[Objective] Identify and copy all lines of the material where the string "level" is found.

[Provided data start]

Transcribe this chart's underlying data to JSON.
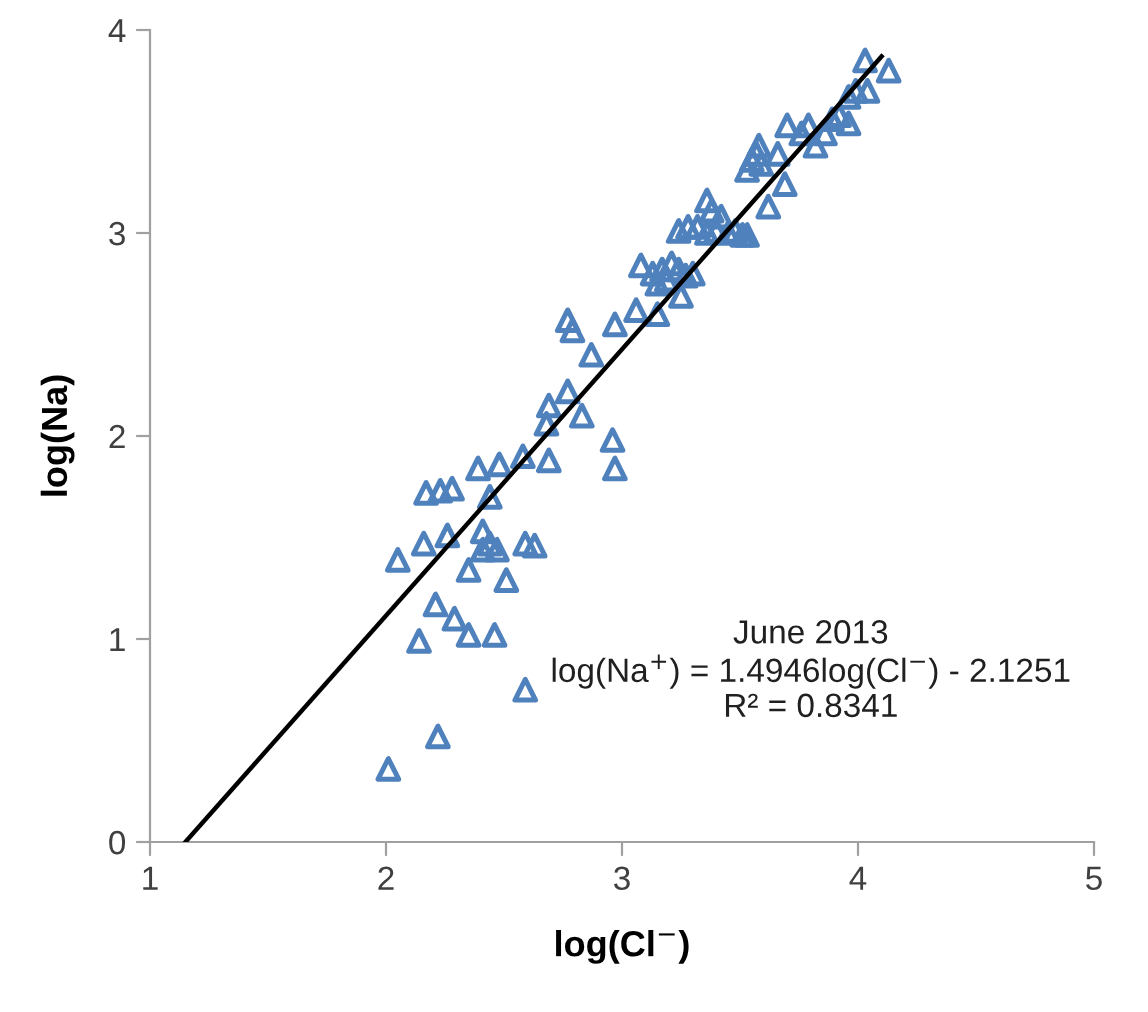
{
  "chart_data": {
    "type": "scatter",
    "xlabel": "log(Cl$^{−}$)",
    "ylabel": "log(Na)",
    "xlim": [
      1,
      5
    ],
    "ylim": [
      0,
      4
    ],
    "xticks": [
      1,
      2,
      3,
      4,
      5
    ],
    "yticks": [
      0,
      1,
      2,
      3,
      4
    ],
    "grid": false,
    "legend": false,
    "annotations": [
      "June 2013\nlog(Na$^{+}$) = 1.4946log(Cl$^{−}$) - 2.1251\nR² = 0.8341"
    ],
    "series": [
      {
        "color": "#4f81bd",
        "marker": "triangle",
        "x": [
          2.01,
          2.22,
          2.59,
          2.14,
          2.35,
          2.46,
          2.21,
          2.29,
          2.51,
          2.35,
          2.05,
          2.16,
          2.26,
          2.41,
          2.44,
          2.47,
          2.41,
          2.59,
          2.63,
          2.44,
          2.39,
          2.48,
          2.17,
          2.23,
          2.28,
          2.58,
          2.69,
          2.68,
          2.69,
          2.83,
          2.97,
          2.96,
          2.87,
          2.77,
          2.77,
          2.79,
          2.97,
          3.06,
          3.15,
          3.25,
          3.08,
          3.13,
          3.17,
          3.21,
          3.24,
          3.27,
          3.3,
          3.19,
          3.15,
          3.24,
          3.28,
          3.32,
          3.36,
          3.38,
          3.36,
          3.4,
          3.42,
          3.45,
          3.48,
          3.51,
          3.53,
          3.62,
          3.69,
          3.53,
          3.57,
          3.58,
          3.59,
          3.55,
          3.66,
          3.7,
          3.76,
          3.79,
          3.82,
          3.86,
          3.89,
          3.92,
          3.96,
          3.96,
          3.99,
          4.04,
          4.03,
          4.13
        ],
        "values": [
          0.36,
          0.52,
          0.75,
          0.99,
          1.02,
          1.02,
          1.17,
          1.1,
          1.29,
          1.34,
          1.39,
          1.47,
          1.51,
          1.53,
          1.47,
          1.44,
          1.44,
          1.47,
          1.46,
          1.7,
          1.84,
          1.86,
          1.72,
          1.73,
          1.74,
          1.9,
          1.88,
          2.06,
          2.15,
          2.1,
          1.84,
          1.98,
          2.4,
          2.22,
          2.57,
          2.52,
          2.55,
          2.62,
          2.6,
          2.69,
          2.84,
          2.8,
          2.82,
          2.85,
          2.82,
          2.79,
          2.8,
          2.77,
          2.75,
          3.01,
          3.03,
          3.03,
          3.16,
          3.11,
          3.0,
          3.01,
          3.08,
          3.0,
          3.01,
          2.99,
          2.99,
          3.13,
          3.24,
          3.31,
          3.39,
          3.43,
          3.34,
          3.36,
          3.39,
          3.53,
          3.49,
          3.53,
          3.43,
          3.49,
          3.56,
          3.58,
          3.54,
          3.67,
          3.7,
          3.7,
          3.85,
          3.8
        ]
      },
      {
        "type": "line",
        "color": "#000000",
        "line_style": "solid",
        "marker": "none",
        "x": [
          1.15,
          4.1
        ],
        "values": [
          0,
          3.87
        ]
      }
    ]
  }
}
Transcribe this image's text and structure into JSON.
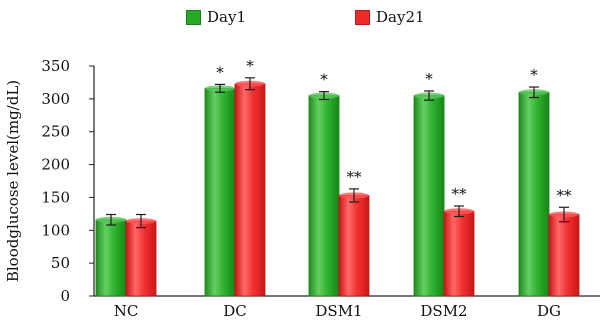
{
  "chart_data": {
    "type": "bar",
    "title": "",
    "xlabel": "",
    "ylabel": "Bloodglucose level(mg/dL)",
    "categories": [
      "NC",
      "DC",
      "DSM1",
      "DSM2",
      "DG"
    ],
    "ylim": [
      0,
      350
    ],
    "yticks": [
      0,
      50,
      100,
      150,
      200,
      250,
      300,
      350
    ],
    "legend_position": "top",
    "grid": false,
    "series": [
      {
        "name": "Day1",
        "color": "#27a927",
        "values": [
          116,
          316,
          305,
          305,
          310
        ],
        "errors": [
          8,
          6,
          6,
          7,
          8
        ],
        "annotations": [
          "",
          "*",
          "*",
          "*",
          "*"
        ]
      },
      {
        "name": "Day21",
        "color": "#ee2a27",
        "values": [
          114,
          323,
          153,
          129,
          124
        ],
        "errors": [
          10,
          9,
          10,
          8,
          11
        ],
        "annotations": [
          "",
          "*",
          "**",
          "**",
          "**"
        ]
      }
    ]
  }
}
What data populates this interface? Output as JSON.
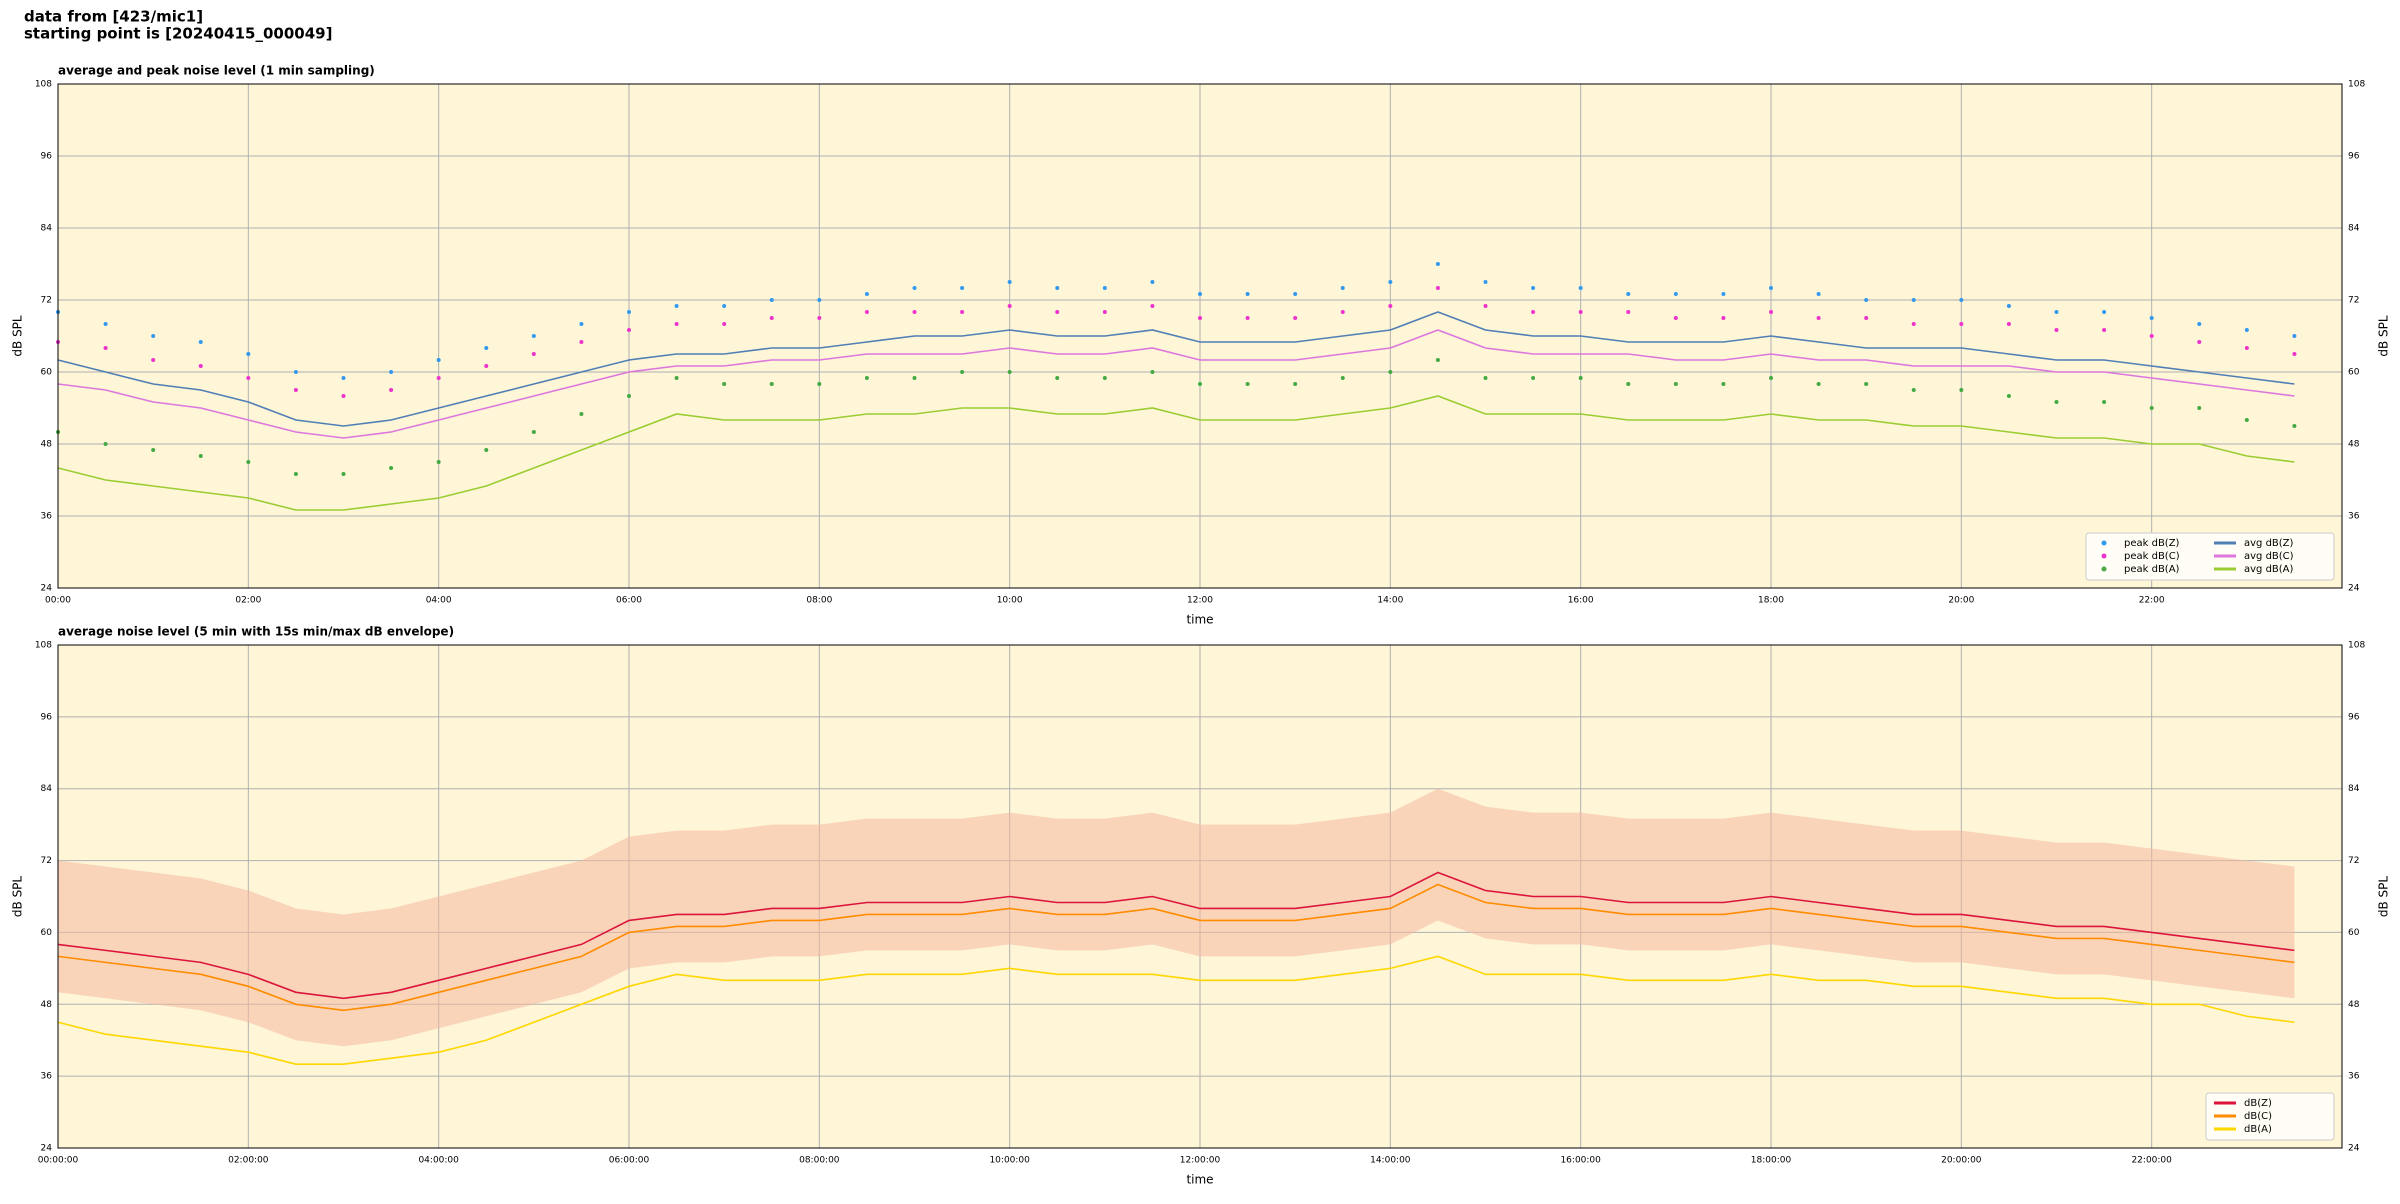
{
  "header": {
    "line1": "data from [423/mic1]",
    "line2": "starting point is [20240415_000049]"
  },
  "chart_data": [
    {
      "type": "line",
      "title": "average and peak noise level (1 min sampling)",
      "xlabel": "time",
      "ylabel": "dB SPL",
      "xlim": [
        "00:00",
        "24:00"
      ],
      "xticks": [
        "00:00",
        "02:00",
        "04:00",
        "06:00",
        "08:00",
        "10:00",
        "12:00",
        "14:00",
        "16:00",
        "18:00",
        "20:00",
        "22:00"
      ],
      "ylim": [
        24,
        108
      ],
      "yticks": [
        24,
        36,
        48,
        60,
        72,
        84,
        96,
        108
      ],
      "grid": true,
      "legend": "lower right",
      "legend_columns": 2,
      "x": [
        "00:00",
        "00:30",
        "01:00",
        "01:30",
        "02:00",
        "02:30",
        "03:00",
        "03:30",
        "04:00",
        "04:30",
        "05:00",
        "05:30",
        "06:00",
        "06:30",
        "07:00",
        "07:30",
        "08:00",
        "08:30",
        "09:00",
        "09:30",
        "10:00",
        "10:30",
        "11:00",
        "11:30",
        "12:00",
        "12:30",
        "13:00",
        "13:30",
        "14:00",
        "14:30",
        "15:00",
        "15:30",
        "16:00",
        "16:30",
        "17:00",
        "17:30",
        "18:00",
        "18:30",
        "19:00",
        "19:30",
        "20:00",
        "20:30",
        "21:00",
        "21:30",
        "22:00",
        "22:30",
        "23:00",
        "23:30"
      ],
      "series": [
        {
          "name": "peak dB(Z)",
          "color": "#3399ee",
          "marker": "dot",
          "values": [
            70,
            68,
            66,
            65,
            63,
            60,
            59,
            60,
            62,
            64,
            66,
            68,
            70,
            71,
            71,
            72,
            72,
            73,
            74,
            74,
            75,
            74,
            74,
            75,
            73,
            73,
            73,
            74,
            75,
            78,
            75,
            74,
            74,
            73,
            73,
            73,
            74,
            73,
            72,
            72,
            72,
            71,
            70,
            70,
            69,
            68,
            67,
            66
          ]
        },
        {
          "name": "peak dB(C)",
          "color": "#ee33cc",
          "marker": "dot",
          "values": [
            65,
            64,
            62,
            61,
            59,
            57,
            56,
            57,
            59,
            61,
            63,
            65,
            67,
            68,
            68,
            69,
            69,
            70,
            70,
            70,
            71,
            70,
            70,
            71,
            69,
            69,
            69,
            70,
            71,
            74,
            71,
            70,
            70,
            70,
            69,
            69,
            70,
            69,
            69,
            68,
            68,
            68,
            67,
            67,
            66,
            65,
            64,
            63
          ]
        },
        {
          "name": "peak dB(A)",
          "color": "#44aa44",
          "marker": "dot",
          "values": [
            50,
            48,
            47,
            46,
            45,
            43,
            43,
            44,
            45,
            47,
            50,
            53,
            56,
            59,
            58,
            58,
            58,
            59,
            59,
            60,
            60,
            59,
            59,
            60,
            58,
            58,
            58,
            59,
            60,
            62,
            59,
            59,
            59,
            58,
            58,
            58,
            59,
            58,
            58,
            57,
            57,
            56,
            55,
            55,
            54,
            54,
            52,
            51
          ]
        },
        {
          "name": "avg dB(Z)",
          "color": "#4f7fb5",
          "marker": "line",
          "values": [
            62,
            60,
            58,
            57,
            55,
            52,
            51,
            52,
            54,
            56,
            58,
            60,
            62,
            63,
            63,
            64,
            64,
            65,
            66,
            66,
            67,
            66,
            66,
            67,
            65,
            65,
            65,
            66,
            67,
            70,
            67,
            66,
            66,
            65,
            65,
            65,
            66,
            65,
            64,
            64,
            64,
            63,
            62,
            62,
            61,
            60,
            59,
            58
          ]
        },
        {
          "name": "avg dB(C)",
          "color": "#dd77dd",
          "marker": "line",
          "values": [
            58,
            57,
            55,
            54,
            52,
            50,
            49,
            50,
            52,
            54,
            56,
            58,
            60,
            61,
            61,
            62,
            62,
            63,
            63,
            63,
            64,
            63,
            63,
            64,
            62,
            62,
            62,
            63,
            64,
            67,
            64,
            63,
            63,
            63,
            62,
            62,
            63,
            62,
            62,
            61,
            61,
            61,
            60,
            60,
            59,
            58,
            57,
            56
          ]
        },
        {
          "name": "avg dB(A)",
          "color": "#9acd32",
          "marker": "line",
          "values": [
            44,
            42,
            41,
            40,
            39,
            37,
            37,
            38,
            39,
            41,
            44,
            47,
            50,
            53,
            52,
            52,
            52,
            53,
            53,
            54,
            54,
            53,
            53,
            54,
            52,
            52,
            52,
            53,
            54,
            56,
            53,
            53,
            53,
            52,
            52,
            52,
            53,
            52,
            52,
            51,
            51,
            50,
            49,
            49,
            48,
            48,
            46,
            45
          ]
        }
      ]
    },
    {
      "type": "line",
      "title": "average noise level (5 min with 15s min/max dB envelope)",
      "xlabel": "time",
      "ylabel": "dB SPL",
      "xlim": [
        "00:00:00",
        "24:00:00"
      ],
      "xticks": [
        "00:00:00",
        "02:00:00",
        "04:00:00",
        "06:00:00",
        "08:00:00",
        "10:00:00",
        "12:00:00",
        "14:00:00",
        "16:00:00",
        "18:00:00",
        "20:00:00",
        "22:00:00"
      ],
      "ylim": [
        24,
        108
      ],
      "yticks": [
        24,
        36,
        48,
        60,
        72,
        84,
        96,
        108
      ],
      "grid": true,
      "legend": "lower right",
      "legend_columns": 1,
      "x": [
        "00:00:00",
        "00:30:00",
        "01:00:00",
        "01:30:00",
        "02:00:00",
        "02:30:00",
        "03:00:00",
        "03:30:00",
        "04:00:00",
        "04:30:00",
        "05:00:00",
        "05:30:00",
        "06:00:00",
        "06:30:00",
        "07:00:00",
        "07:30:00",
        "08:00:00",
        "08:30:00",
        "09:00:00",
        "09:30:00",
        "10:00:00",
        "10:30:00",
        "11:00:00",
        "11:30:00",
        "12:00:00",
        "12:30:00",
        "13:00:00",
        "13:30:00",
        "14:00:00",
        "14:30:00",
        "15:00:00",
        "15:30:00",
        "16:00:00",
        "16:30:00",
        "17:00:00",
        "17:30:00",
        "18:00:00",
        "18:30:00",
        "19:00:00",
        "19:30:00",
        "20:00:00",
        "20:30:00",
        "21:00:00",
        "21:30:00",
        "22:00:00",
        "22:30:00",
        "23:00:00",
        "23:30:00"
      ],
      "band": {
        "color": "#f4b8a0",
        "lower": [
          50,
          49,
          48,
          47,
          45,
          42,
          41,
          42,
          44,
          46,
          48,
          50,
          54,
          55,
          55,
          56,
          56,
          57,
          57,
          57,
          58,
          57,
          57,
          58,
          56,
          56,
          56,
          57,
          58,
          62,
          59,
          58,
          58,
          57,
          57,
          57,
          58,
          57,
          56,
          55,
          55,
          54,
          53,
          53,
          52,
          51,
          50,
          49
        ],
        "upper": [
          72,
          71,
          70,
          69,
          67,
          64,
          63,
          64,
          66,
          68,
          70,
          72,
          76,
          77,
          77,
          78,
          78,
          79,
          79,
          79,
          80,
          79,
          79,
          80,
          78,
          78,
          78,
          79,
          80,
          84,
          81,
          80,
          80,
          79,
          79,
          79,
          80,
          79,
          78,
          77,
          77,
          76,
          75,
          75,
          74,
          73,
          72,
          71
        ]
      },
      "series": [
        {
          "name": "dB(Z)",
          "color": "#dc143c",
          "marker": "line",
          "values": [
            58,
            57,
            56,
            55,
            53,
            50,
            49,
            50,
            52,
            54,
            56,
            58,
            62,
            63,
            63,
            64,
            64,
            65,
            65,
            65,
            66,
            65,
            65,
            66,
            64,
            64,
            64,
            65,
            66,
            70,
            67,
            66,
            66,
            65,
            65,
            65,
            66,
            65,
            64,
            63,
            63,
            62,
            61,
            61,
            60,
            59,
            58,
            57
          ]
        },
        {
          "name": "dB(C)",
          "color": "#ff8c00",
          "marker": "line",
          "values": [
            56,
            55,
            54,
            53,
            51,
            48,
            47,
            48,
            50,
            52,
            54,
            56,
            60,
            61,
            61,
            62,
            62,
            63,
            63,
            63,
            64,
            63,
            63,
            64,
            62,
            62,
            62,
            63,
            64,
            68,
            65,
            64,
            64,
            63,
            63,
            63,
            64,
            63,
            62,
            61,
            61,
            60,
            59,
            59,
            58,
            57,
            56,
            55
          ]
        },
        {
          "name": "dB(A)",
          "color": "#ffd700",
          "marker": "line",
          "values": [
            45,
            43,
            42,
            41,
            40,
            38,
            38,
            39,
            40,
            42,
            45,
            48,
            51,
            53,
            52,
            52,
            52,
            53,
            53,
            53,
            54,
            53,
            53,
            53,
            52,
            52,
            52,
            53,
            54,
            56,
            53,
            53,
            53,
            52,
            52,
            52,
            53,
            52,
            52,
            51,
            51,
            50,
            49,
            49,
            48,
            48,
            46,
            45
          ]
        }
      ]
    }
  ]
}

[Provided data end]

[Result of this exercise]
    "ylabel": "Bloodglucose level(mg/dL)",
      "title": "average and peak noise level (1 min sampling)",
      "title": "average noise level (5 min with 15s min/max dB envelope)",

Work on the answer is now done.